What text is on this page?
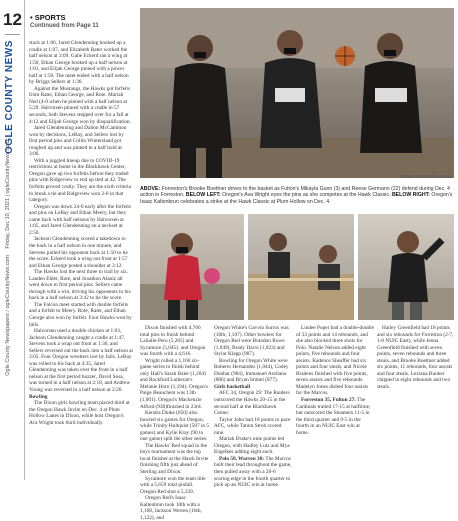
12
OGLE COUNTY NEWS
Friday, Dec 10, 2021 | ogleCountyNews.com
Ogle County Newspapers / ogleCountyNews.com
• SPORTS
Continued from Page 11

stack at 1:06, Jared Glendenning hooked up a cradle at 1:07, and Elizabeth Rater worked the half nelson at 3:09. Gabe Eckerd ran a wing at 1:50, Ethan George hooked up a half nelson at 1:01, and Elijah George pinned with a power half at 1:50. The meet ended with a half nelson by Briggs Sellers at 1:36.

Against the Mustangs, the Hawks got forfeits from Rater, Ethan George, and Rote. Mariah Ned (4-0 when he pinned with a half nelson at 5:29. Halvorsen pinned with a cradle in 57 seconds, Seth Stevens stepped over for a fall at 4:12 and Elijah George won by disqualification.

Jared Glendenning and Dalton McCammon won by decisions, LeBay, and Sellers lost by first period pins and Collin Wintersland got roughed up and was pinned in a half hold at 3:06.

With a juggled lineup due to COVID-19 restrictions at home in the Blackhawk Center, Oregon gave up two forfeits before they traded pins with Ridgeview to end up tied at 42. The forfeits proved costly. They are the sixth criteria to break a tie and Ridgeview won 2-0 in that category.

Oregon was down 24-0 early after the forfeits and pins on LeBay and Ethan Meery, but they came back with half nelsons by Halvorsen at 1:05, and Jared Glendenning on a neckset at 2:50.

Jackson Glendenning scored a takedown to the back in a half nelson in one minute, and Stevens pulled his opponent back at 1:50 to tie the score. Eckerd took a wing out front at 1:57 and Ethan George posted a shoulder at 3:12.

The Hawks lost the next three to trail by six. Landen Elder, Rote, and Jonathon Alaniz all went down to first period pins. Sellers came through with a win, driving his opponents to his back in a half nelson at 3:42 to tie the score.

The Falcon meet started with double forfeits and a forfeit to Meery. Rote, Rater, and Ethan George also won by forfeit. Four Hawks won by falls.

Halvorsen used a double chicken at 1:03, Jackson Glendenning caught a cradle at 1:47, Stevens took a wrap out front at 1:30, and Sellers reversed out the back into a half nelson at 3:05. Four Oregon wrestlers lost by falls. LeBay was rolled to his back at 4:35, Jared Glendenning was taken over the front in a half nelson at the first period buzzer, David Sosa, was turned in a half nelson at 2:18, and Andrew Young was reversed in a half nelson at 2:26.

Bowling

The Dixon girls bowling team placed third at the Oregon Hawk Invite on Dec. 4 at Plum Hollow Lanes in Dixon, while host Oregon's Ava Wright took third individually.

Earleen Hinton/Shaw Media
ABOVE: Forreston's Brooke Boettner drives to the basket as Fulton's Mikayla Gunn (3) and Reese Germann (22) defend during Dec. 4 action in Forreston. BELOW LEFT: Oregon's Ava Wright eyes the pins as she competes at the Hawk Classic. BELOW RIGHT: Oregon's Isaac Kaltenbrun celebrates a strike at the Hawk Classic at Plum Hollow on Dec. 4.

Dixon finished with 4,766 total pins to finish behind LaSalle-Peru (5,265) and Sycamore (5,045). and Oregon was fourth with a 4,616.

Wright rolled a 1,160 six-game series to finish behind only Hall's Sarah Baier (1,204) and Rockford Lutheran's Melanie Horn (1,194). Oregon's Paige Beauchem was 13th (1,001). Oregon's Mackenzie Alford (938)finished in 23rd.

Kendra Dinke (850) also bowled six games for Oregon, while Trinity Hultquist (587 in 5 games) and Kylie Kray (90 in one game) split the other series.

The Hawks' Red squad in the boys tournament was the top local finisher at the Hawk Invite finishing fifth just ahead of Sterling and Dixon.

Sycamore won the team title with a 5,659 total pinfall. Oregon Red shot a 5,339.

Oregon Red's Isaac Kaltenbrun took 10th with a 1,168, Jackson Werren (16th, 1,122), and

Oregon White's Gavvin Surros was (18th, 1,107). Other bowlers for Oregon Red were Brandon Rowe (1,049), Brady Davis (1,023) and Stylar Klapp (987).

Bowling for Oregon White were Roberto Hernandez (1,044), Codey Dunbar (984), Immanuel Arellano (886) and Bryan Immel (877).

Girls basketball

AFC 34, Oregon 29: The Raiders outscored the Hawks 20-15 in the second half at the Blackhawk Center.

Taylor John had 18 points to pace AFC, while Tatum Stroh scored nine.

Mariah Drake's nine points led Oregon, with Hadley Lutz and Mya Engelkes adding eight each.

Polo 58, Warren 30: The Marcos built their lead throughout the game, then pulled away with a 20-6 scoring edge in the fourth quarter to pick up an NUIC win at home.

Lindee Poper had a double-double of 33 points and 14 rebounds, and she also blocked three shots for Polo. Natalie Nelson added eight points, five rebounds and four assists. Kadence Sheaffer had six points and four steals, and Nicole Bradens finished with five points, seven assists and five rebounds. Madelyn Jones dished four assists for the Marcos.

Forreston 35, Fulton 27: The Cardinals trailed 17-15 at halftime, but outscored the Steamers 11-5 in the third quarter and 9-5 in the fourth in an NUIC East win at home.

Hailey Greenfield had 18 points and six rebounds for Forreston (2-7, 1-0 NUIC East), while Jenna Greenfield finished with seven points, seven rebounds and three steals, and Brooke Boettner added six points, 11 rebounds, four assists and four steals. Lexiana Bunker chipped in eight rebounds and two steals.
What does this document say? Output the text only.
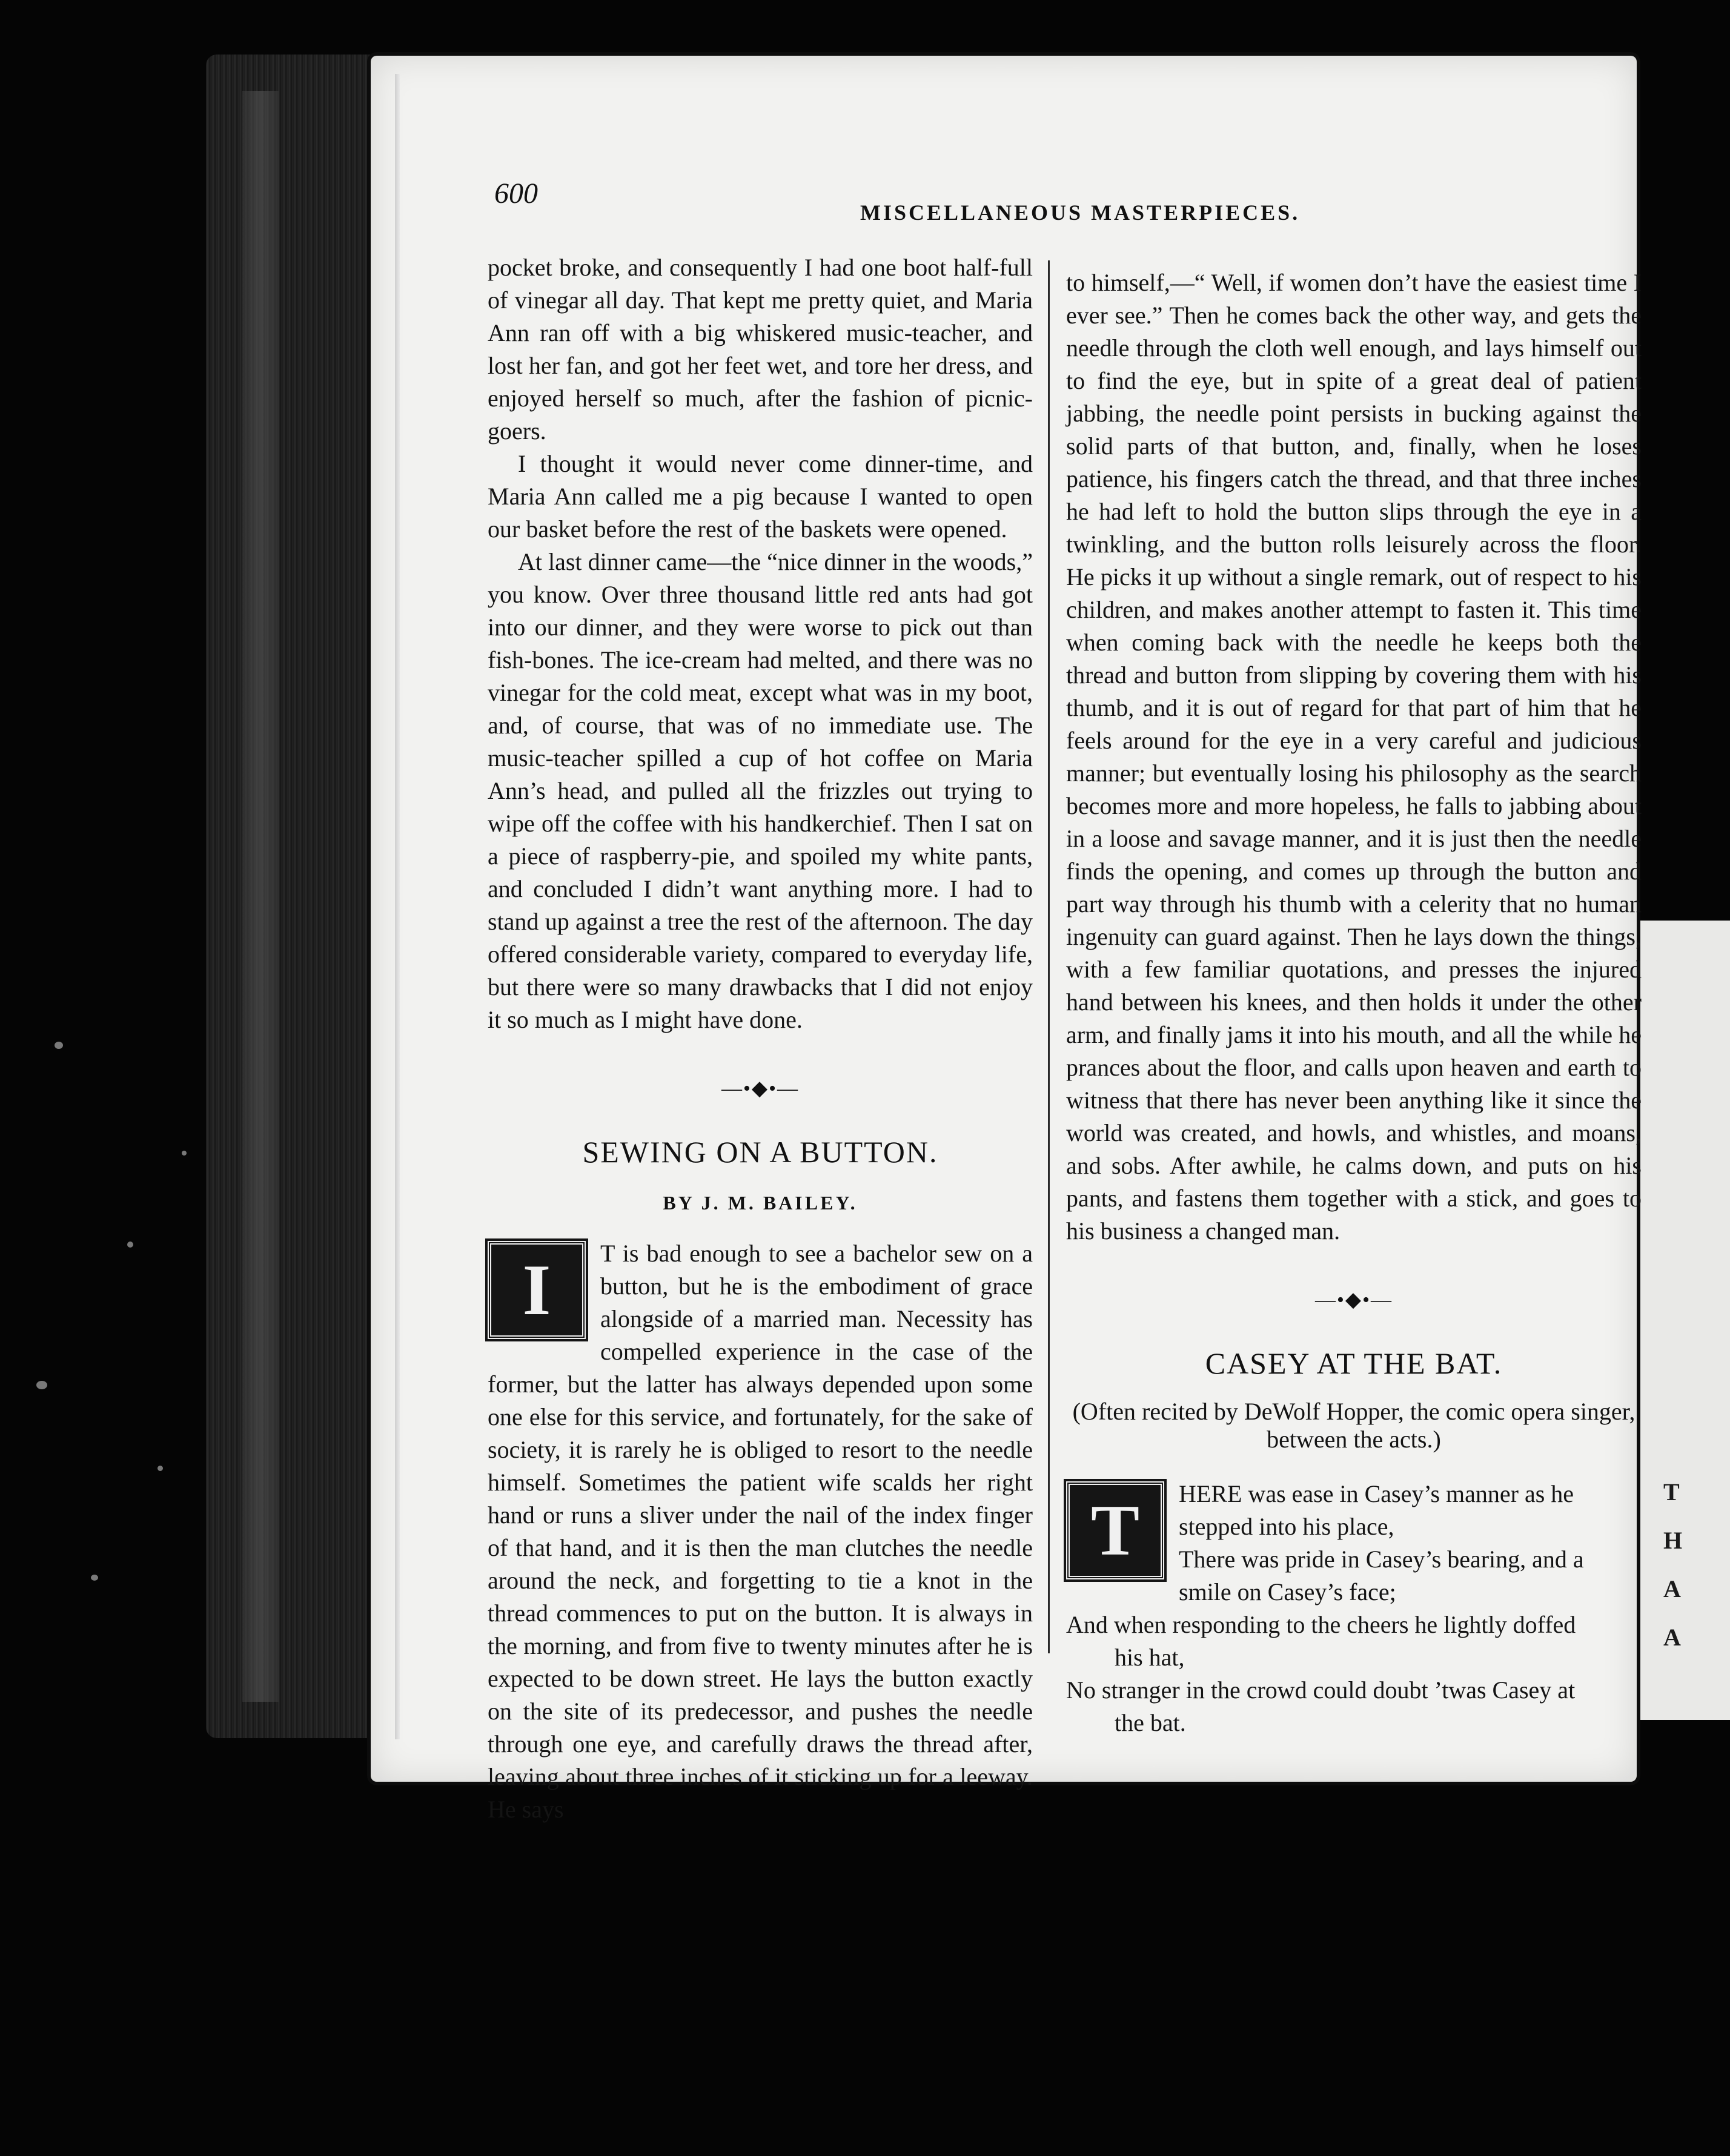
T
H
A
A
600
MISCELLANEOUS MASTERPIECES.

pocket broke, and consequently I had one boot half-full of vinegar all day. That kept me pretty quiet, and Maria Ann ran off with a big whiskered music-teacher, and lost her fan, and got her feet wet, and tore her dress, and enjoyed herself so much, after the fashion of picnic-goers.

I thought it would never come dinner-time, and Maria Ann called me a pig because I wanted to open our basket before the rest of the baskets were opened.

At last dinner came—the “nice dinner in the woods,” you know. Over three thousand little red ants had got into our dinner, and they were worse to pick out than fish-bones. The ice-cream had melted, and there was no vinegar for the cold meat, except what was in my boot, and, of course, that was of no immediate use. The music-teacher spilled a cup of hot coffee on Maria Ann’s head, and pulled all the frizzles out trying to wipe off the coffee with his handkerchief. Then I sat on a piece of raspberry-pie, and spoiled my white pants, and concluded I didn’t want anything more. I had to stand up against a tree the rest of the afternoon. The day offered considerable variety, compared to everyday life, but there were so many drawbacks that I did not enjoy it so much as I might have done.

—•◆•—
SEWING ON A BUTTON.
BY J. M. BAILEY.

I	T is bad enough to see a bachelor sew on a button, but he is the embodiment of grace alongside of a married man. Necessity has compelled experience in the case of the former, but the latter has always depended upon some one else for this service, and fortunately, for the sake of society, it is rarely he is obliged to resort to the needle himself. Sometimes the patient wife scalds her right hand or runs a sliver under the nail of the index finger of that hand, and it is then the man clutches the needle around the neck, and forgetting to tie a knot in the thread commences to put on the button. It is always in the morning, and from five to twenty minutes after he is expected to be down street. He lays the button exactly on the site of its predecessor, and pushes the needle through one eye, and carefully draws the thread after, leaving about three inches of it sticking up for a leeway. He says

to himself,—“ Well, if women don’t have the easiest time I ever see.” Then he comes back the other way, and gets the needle through the cloth well enough, and lays himself out to find the eye, but in spite of a great deal of patient jabbing, the needle point persists in bucking against the solid parts of that button, and, finally, when he loses patience, his fingers catch the thread, and that three inches he had left to hold the button slips through the eye in a twinkling, and the button rolls leisurely across the floor. He picks it up without a single remark, out of respect to his children, and makes another attempt to fasten it. This time when coming back with the needle he keeps both the thread and button from slipping by covering them with his thumb, and it is out of regard for that part of him that he feels around for the eye in a very careful and judicious manner; but eventually losing his philosophy as the search becomes more and more hopeless, he falls to jabbing about in a loose and savage manner, and it is just then the needle finds the opening, and comes up through the button and part way through his thumb with a celerity that no human ingenuity can guard against. Then he lays down the things, with a few familiar quotations, and presses the injured hand between his knees, and then holds it under the other arm, and finally jams it into his mouth, and all the while he prances about the floor, and calls upon heaven and earth to witness that there has never been anything like it since the world was created, and howls, and whistles, and moans, and sobs. After awhile, he calms down, and puts on his pants, and fastens them together with a stick, and goes to his business a changed man.

—•◆•—
CASEY AT THE BAT.
(Often recited by DeWolf Hopper, the comic opera singer, between the acts.)
T	HERE was ease in Casey’s manner as he

stepped into his place,

There was pride in Casey’s bearing, and a

smile on Casey’s face;

And when responding to the cheers he lightly doffed

his hat,

No stranger in the crowd could doubt ’twas Casey at

the bat.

Challenge
Using the listing above, list every line in which the string "behind" occurs.

Solution to this exercise
Dixon finished with 4,766 total pins to finish behind LaSalle-Peru (5,265) and Sycamore (5,045). and Oregon was fourth with a 4,616.
Wright rolled a 1,160 six-game series to finish behind only Hall's Sarah Baier (1,204) and Rockford Lutheran's Melanie Horn (1,194). Oregon's Paige Beauchem was 13th (1,001). Oregon's Mackenzie Alford (938)finished in 23rd.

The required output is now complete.